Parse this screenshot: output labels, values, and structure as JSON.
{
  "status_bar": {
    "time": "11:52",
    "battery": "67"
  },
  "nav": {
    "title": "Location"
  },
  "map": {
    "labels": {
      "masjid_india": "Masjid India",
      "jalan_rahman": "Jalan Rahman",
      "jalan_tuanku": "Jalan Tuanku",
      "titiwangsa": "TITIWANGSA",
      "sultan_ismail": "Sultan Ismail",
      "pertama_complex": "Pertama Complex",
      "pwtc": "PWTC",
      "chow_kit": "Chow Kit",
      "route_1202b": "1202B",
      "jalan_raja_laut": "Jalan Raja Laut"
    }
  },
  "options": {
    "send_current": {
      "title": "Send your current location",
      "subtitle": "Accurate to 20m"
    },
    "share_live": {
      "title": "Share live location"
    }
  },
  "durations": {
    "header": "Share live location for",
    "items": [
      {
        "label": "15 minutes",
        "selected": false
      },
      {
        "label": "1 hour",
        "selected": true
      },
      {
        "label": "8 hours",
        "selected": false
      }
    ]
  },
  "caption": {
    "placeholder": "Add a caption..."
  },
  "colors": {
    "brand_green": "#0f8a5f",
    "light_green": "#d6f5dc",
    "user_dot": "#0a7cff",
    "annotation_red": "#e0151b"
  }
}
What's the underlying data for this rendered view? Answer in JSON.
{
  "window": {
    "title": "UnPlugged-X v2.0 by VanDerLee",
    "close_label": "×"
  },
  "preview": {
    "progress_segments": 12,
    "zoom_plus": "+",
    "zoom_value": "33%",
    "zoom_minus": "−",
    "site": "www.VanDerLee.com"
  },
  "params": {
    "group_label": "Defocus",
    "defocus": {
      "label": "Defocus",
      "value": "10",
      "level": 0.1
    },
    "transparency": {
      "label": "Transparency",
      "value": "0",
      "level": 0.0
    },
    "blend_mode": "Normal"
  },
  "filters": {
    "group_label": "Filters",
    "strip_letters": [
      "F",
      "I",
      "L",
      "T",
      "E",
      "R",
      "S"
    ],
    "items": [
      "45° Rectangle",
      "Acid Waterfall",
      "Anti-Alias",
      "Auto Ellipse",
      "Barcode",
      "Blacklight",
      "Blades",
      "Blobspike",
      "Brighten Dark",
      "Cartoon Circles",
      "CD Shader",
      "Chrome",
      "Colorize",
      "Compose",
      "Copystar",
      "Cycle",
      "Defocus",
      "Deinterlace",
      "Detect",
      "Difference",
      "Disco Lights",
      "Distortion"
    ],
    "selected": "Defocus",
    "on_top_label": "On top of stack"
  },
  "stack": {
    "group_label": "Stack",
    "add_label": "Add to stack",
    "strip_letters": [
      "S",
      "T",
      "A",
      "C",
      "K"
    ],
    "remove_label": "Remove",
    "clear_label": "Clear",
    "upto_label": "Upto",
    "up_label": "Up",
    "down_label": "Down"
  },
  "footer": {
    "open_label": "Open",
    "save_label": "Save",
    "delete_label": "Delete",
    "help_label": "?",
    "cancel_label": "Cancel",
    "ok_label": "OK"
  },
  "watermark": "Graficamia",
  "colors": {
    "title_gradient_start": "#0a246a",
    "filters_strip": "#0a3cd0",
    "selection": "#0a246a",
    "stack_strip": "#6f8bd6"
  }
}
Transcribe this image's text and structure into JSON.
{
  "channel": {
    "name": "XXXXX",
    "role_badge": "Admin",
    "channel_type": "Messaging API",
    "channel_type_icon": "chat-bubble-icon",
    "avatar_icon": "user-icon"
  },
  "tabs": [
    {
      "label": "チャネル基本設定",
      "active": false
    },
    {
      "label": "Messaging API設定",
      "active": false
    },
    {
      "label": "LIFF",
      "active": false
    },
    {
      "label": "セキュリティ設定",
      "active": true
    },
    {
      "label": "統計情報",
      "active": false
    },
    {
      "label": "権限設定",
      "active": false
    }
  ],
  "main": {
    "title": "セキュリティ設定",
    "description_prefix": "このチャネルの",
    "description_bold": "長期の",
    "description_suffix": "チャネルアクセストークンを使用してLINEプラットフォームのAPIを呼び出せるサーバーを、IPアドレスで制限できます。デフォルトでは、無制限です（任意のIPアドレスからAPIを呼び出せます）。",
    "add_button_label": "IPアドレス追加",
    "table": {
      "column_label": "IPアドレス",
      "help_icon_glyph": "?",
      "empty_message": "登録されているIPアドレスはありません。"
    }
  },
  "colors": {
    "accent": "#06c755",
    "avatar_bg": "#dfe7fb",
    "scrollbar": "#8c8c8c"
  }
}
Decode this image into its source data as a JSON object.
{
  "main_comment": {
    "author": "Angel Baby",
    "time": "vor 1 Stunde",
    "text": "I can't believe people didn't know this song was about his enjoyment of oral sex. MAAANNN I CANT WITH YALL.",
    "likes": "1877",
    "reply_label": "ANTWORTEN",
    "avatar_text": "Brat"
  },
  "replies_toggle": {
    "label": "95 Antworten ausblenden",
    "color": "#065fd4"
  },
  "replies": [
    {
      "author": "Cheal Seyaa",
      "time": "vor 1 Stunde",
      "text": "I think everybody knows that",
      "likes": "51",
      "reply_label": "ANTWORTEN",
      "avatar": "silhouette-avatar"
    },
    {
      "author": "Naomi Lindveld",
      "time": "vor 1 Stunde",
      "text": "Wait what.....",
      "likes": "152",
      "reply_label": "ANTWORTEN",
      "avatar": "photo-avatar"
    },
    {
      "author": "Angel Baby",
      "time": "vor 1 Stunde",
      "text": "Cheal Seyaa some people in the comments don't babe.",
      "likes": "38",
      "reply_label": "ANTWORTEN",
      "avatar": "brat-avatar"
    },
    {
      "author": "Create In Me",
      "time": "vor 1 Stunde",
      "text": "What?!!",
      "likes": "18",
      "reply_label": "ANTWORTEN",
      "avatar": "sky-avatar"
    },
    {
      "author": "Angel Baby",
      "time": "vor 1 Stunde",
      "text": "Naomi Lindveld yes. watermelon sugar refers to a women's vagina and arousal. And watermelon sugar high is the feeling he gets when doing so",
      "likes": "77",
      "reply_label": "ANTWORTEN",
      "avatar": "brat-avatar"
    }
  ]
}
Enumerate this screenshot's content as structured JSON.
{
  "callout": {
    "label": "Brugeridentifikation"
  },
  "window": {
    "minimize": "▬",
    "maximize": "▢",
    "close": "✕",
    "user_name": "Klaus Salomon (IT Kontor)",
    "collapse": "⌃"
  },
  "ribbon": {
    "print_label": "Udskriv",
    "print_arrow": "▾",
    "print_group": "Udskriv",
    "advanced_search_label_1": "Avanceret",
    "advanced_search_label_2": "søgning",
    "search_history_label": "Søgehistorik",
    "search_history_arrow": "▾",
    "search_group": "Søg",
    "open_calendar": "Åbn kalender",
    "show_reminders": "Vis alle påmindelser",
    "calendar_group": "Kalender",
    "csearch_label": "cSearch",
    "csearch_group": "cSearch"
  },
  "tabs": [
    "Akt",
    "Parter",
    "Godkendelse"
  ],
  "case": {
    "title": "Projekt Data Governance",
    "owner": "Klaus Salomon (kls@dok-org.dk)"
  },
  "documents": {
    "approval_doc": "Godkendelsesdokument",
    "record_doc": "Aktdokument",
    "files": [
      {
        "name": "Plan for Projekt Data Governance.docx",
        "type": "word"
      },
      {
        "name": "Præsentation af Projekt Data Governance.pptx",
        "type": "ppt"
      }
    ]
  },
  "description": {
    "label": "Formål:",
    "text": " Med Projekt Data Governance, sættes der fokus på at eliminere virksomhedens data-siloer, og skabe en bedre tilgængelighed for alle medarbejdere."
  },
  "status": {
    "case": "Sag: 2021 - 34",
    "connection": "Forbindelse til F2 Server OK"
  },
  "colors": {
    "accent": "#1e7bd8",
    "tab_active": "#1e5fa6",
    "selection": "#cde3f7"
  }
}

## TASK OBJECTIVE
Copy each line of the listing in which the word "JSON" can be found.

## TASK OUTPUT
Parse this screenshot: output labels, values, and structure as JSON.
What's the underlying data for this rendered view? Answer in JSON.
Transcribe this image's text and structure into JSON.
Decode this image into its source data as a JSON object.
Enumerate this screenshot's content as structured JSON.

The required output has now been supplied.